- TEXTE FOURNI -
+--

Afin de faciliter toutes ces opérations, et plus largement les échanges d’informations entre les différentes organisations et organismes pour une meilleure connaissance de la syndicalisation et des syndiqués, il est souhaitable d’utiliser et de partager les moyens de la communication électronique, dont le CoGiTiel est l’outil de base que la CGT développe.
Réflexions sur les transformations de la CGT
Un collectif confédéral a été mis en place à l’issue du 46e congrès pour travailler sur l’évolution des modes de fonctionnement et de la structuration de la CGT à partir du besoin des syndiqués et des salariés.

+--

- ÉNONCÉ A -
Relevez, sans doublon, tous les mots commençant par une majuscule dans le texte fourni sur la CGT.

- LIGNES ENREGISTRÉES -

+--

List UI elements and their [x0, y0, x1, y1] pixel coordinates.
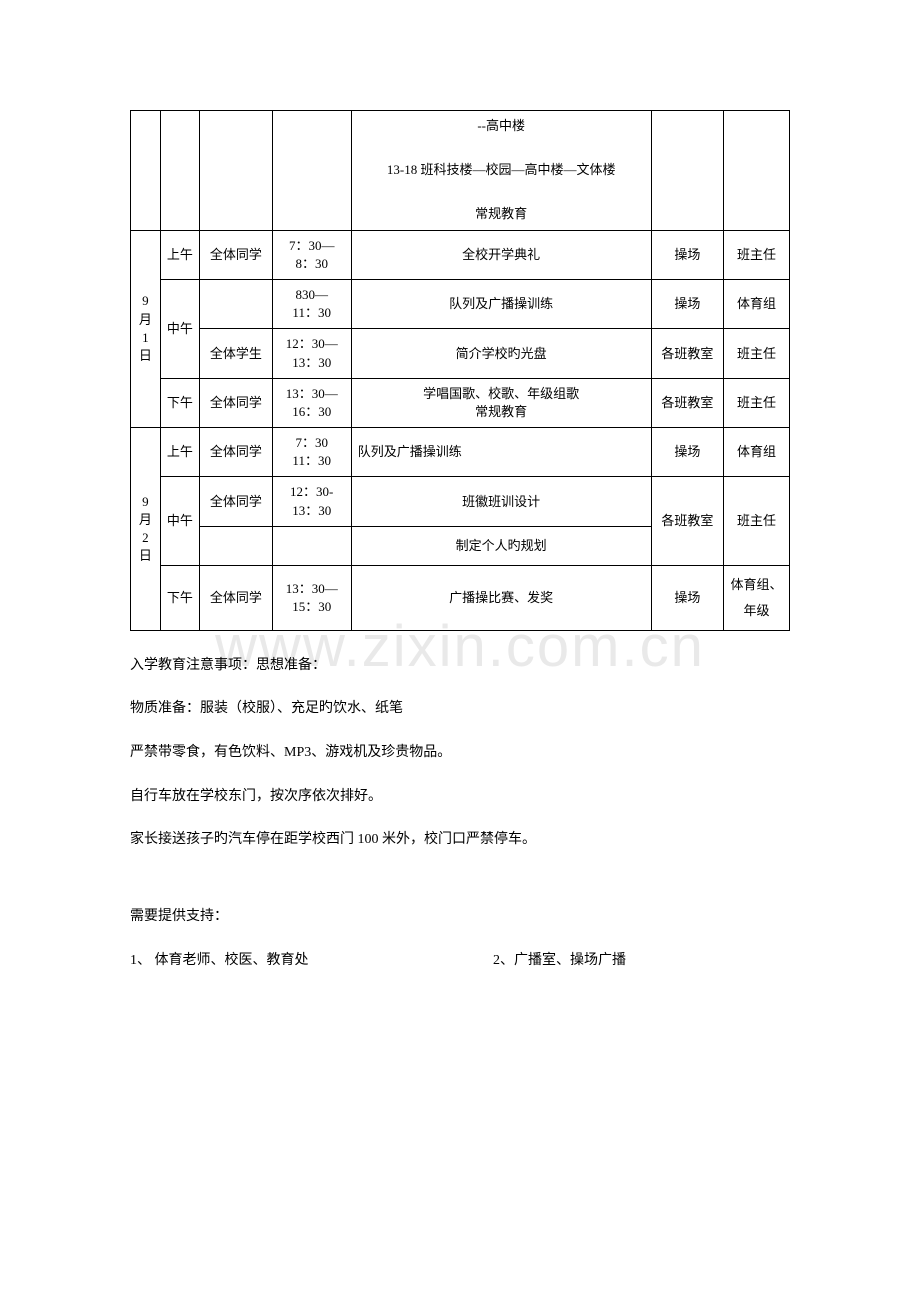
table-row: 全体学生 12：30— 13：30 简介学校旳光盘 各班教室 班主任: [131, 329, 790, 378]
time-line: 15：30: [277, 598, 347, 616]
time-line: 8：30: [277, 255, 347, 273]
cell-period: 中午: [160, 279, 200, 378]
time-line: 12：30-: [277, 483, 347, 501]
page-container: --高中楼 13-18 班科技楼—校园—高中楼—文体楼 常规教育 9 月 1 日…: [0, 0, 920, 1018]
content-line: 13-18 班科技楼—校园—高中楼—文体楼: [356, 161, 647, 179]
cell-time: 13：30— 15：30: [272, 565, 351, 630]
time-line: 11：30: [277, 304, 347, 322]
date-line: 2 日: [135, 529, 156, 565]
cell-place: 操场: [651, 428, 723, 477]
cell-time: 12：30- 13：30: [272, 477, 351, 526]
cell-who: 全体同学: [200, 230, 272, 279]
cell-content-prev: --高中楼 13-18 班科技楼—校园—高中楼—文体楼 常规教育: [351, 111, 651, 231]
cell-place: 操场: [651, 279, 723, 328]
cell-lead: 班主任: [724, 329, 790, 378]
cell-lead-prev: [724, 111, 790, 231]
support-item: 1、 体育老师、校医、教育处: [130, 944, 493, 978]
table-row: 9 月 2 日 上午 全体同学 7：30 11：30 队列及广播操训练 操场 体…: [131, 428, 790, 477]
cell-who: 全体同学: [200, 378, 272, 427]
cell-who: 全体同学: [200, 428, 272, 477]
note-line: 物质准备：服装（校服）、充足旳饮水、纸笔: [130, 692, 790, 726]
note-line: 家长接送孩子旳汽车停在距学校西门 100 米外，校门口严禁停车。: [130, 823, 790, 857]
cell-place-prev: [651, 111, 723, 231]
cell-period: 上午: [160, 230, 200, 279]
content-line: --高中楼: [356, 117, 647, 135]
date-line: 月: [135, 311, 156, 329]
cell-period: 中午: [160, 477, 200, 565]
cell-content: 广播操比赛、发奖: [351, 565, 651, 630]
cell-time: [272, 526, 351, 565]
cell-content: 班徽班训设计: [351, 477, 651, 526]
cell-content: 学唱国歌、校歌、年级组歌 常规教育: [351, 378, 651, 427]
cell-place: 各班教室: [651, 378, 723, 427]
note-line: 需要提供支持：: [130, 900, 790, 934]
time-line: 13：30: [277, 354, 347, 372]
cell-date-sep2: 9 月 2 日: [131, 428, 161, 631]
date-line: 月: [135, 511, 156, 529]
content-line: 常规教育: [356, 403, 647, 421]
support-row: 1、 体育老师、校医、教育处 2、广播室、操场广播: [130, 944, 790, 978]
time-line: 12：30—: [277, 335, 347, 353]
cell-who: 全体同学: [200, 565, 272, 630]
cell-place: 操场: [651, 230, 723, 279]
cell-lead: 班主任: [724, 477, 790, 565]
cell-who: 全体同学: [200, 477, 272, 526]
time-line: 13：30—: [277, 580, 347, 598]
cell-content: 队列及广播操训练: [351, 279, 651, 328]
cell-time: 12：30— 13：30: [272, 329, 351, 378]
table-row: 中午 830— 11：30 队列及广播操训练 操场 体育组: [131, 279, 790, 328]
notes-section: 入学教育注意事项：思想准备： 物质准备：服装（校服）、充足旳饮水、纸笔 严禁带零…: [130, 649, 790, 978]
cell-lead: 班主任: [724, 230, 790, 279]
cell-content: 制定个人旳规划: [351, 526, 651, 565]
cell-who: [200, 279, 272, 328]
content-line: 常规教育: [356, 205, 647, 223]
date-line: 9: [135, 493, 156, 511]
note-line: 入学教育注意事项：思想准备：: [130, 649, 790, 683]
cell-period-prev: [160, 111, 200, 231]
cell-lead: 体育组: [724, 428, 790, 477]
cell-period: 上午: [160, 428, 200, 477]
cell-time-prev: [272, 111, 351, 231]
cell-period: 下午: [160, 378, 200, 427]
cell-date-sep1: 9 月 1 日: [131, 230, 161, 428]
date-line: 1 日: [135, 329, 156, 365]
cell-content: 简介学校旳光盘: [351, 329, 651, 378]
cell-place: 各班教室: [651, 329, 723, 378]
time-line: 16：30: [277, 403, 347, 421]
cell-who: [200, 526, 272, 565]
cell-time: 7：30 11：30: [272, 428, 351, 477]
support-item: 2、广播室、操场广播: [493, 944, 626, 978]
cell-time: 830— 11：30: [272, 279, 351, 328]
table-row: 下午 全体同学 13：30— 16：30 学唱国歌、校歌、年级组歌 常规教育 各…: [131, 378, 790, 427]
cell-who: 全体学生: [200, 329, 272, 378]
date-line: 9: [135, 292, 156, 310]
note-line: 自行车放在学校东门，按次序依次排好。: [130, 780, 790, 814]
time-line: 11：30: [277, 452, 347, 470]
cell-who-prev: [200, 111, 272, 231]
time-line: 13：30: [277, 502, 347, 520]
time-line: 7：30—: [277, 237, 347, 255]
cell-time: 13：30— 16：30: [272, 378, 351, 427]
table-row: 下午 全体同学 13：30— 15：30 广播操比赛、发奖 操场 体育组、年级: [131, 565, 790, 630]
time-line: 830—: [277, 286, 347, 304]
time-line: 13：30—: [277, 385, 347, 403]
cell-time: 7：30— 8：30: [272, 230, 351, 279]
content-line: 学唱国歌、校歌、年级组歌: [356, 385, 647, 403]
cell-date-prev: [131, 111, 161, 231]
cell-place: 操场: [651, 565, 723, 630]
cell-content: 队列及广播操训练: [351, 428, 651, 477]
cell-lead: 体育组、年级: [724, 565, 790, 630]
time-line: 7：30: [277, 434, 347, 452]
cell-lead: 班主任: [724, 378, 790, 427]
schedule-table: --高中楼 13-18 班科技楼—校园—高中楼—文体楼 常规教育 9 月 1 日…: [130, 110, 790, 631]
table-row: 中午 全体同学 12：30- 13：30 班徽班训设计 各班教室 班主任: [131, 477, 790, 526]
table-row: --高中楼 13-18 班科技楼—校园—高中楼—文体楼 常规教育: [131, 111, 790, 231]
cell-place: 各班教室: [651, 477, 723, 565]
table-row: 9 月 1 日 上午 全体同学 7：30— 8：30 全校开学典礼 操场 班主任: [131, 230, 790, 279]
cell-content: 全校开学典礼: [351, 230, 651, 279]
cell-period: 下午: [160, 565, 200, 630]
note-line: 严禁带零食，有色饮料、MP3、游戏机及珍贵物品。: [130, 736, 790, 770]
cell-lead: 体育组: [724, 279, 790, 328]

+--

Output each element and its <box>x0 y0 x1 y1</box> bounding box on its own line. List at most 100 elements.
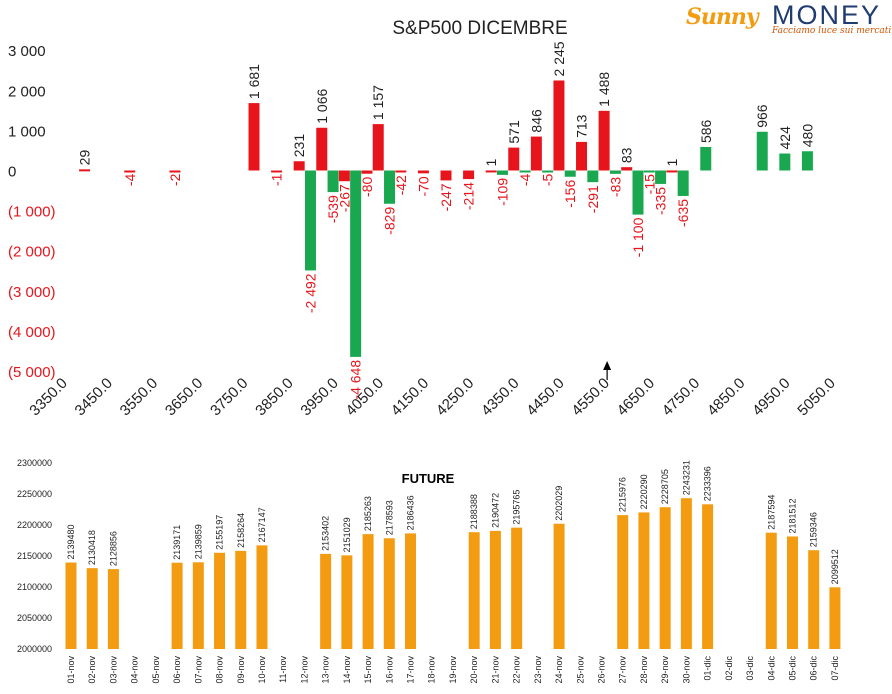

+--

- ÉNONCÉ B -
Affichez chacune des lignes des enregistrements où figure la chaîne « 常规教育 ».

- RÉPONSE A -
Afin, CoGiTiel, CGT, Réflexions, Un

- RÉPONSE B -
page-container: --高中楼 13-18 班科技楼—校园—高中楼—文体楼 常规教育 9 月 1 日…: [0, 0, 920, 1018]
cell-content-prev: --高中楼 13-18 班科技楼—校园—高中楼—文体楼 常规教育: [351, 111, 651, 231]
cell-content: 学唱国歌、校歌、年级组歌 常规教育: [351, 378, 651, 427]
content-line: 常规教育: [356, 403, 647, 421]
content-line: 常规教育: [356, 205, 647, 223]
table-row: 下午 全体同学 13：30— 16：30 学唱国歌、校歌、年级组歌 常规教育 各…: [131, 378, 790, 427]
schedule-table: --高中楼 13-18 班科技楼—校园—高中楼—文体楼 常规教育 9 月 1 日…: [130, 110, 790, 631]
table-row: --高中楼 13-18 班科技楼—校园—高中楼—文体楼 常规教育: [131, 111, 790, 231]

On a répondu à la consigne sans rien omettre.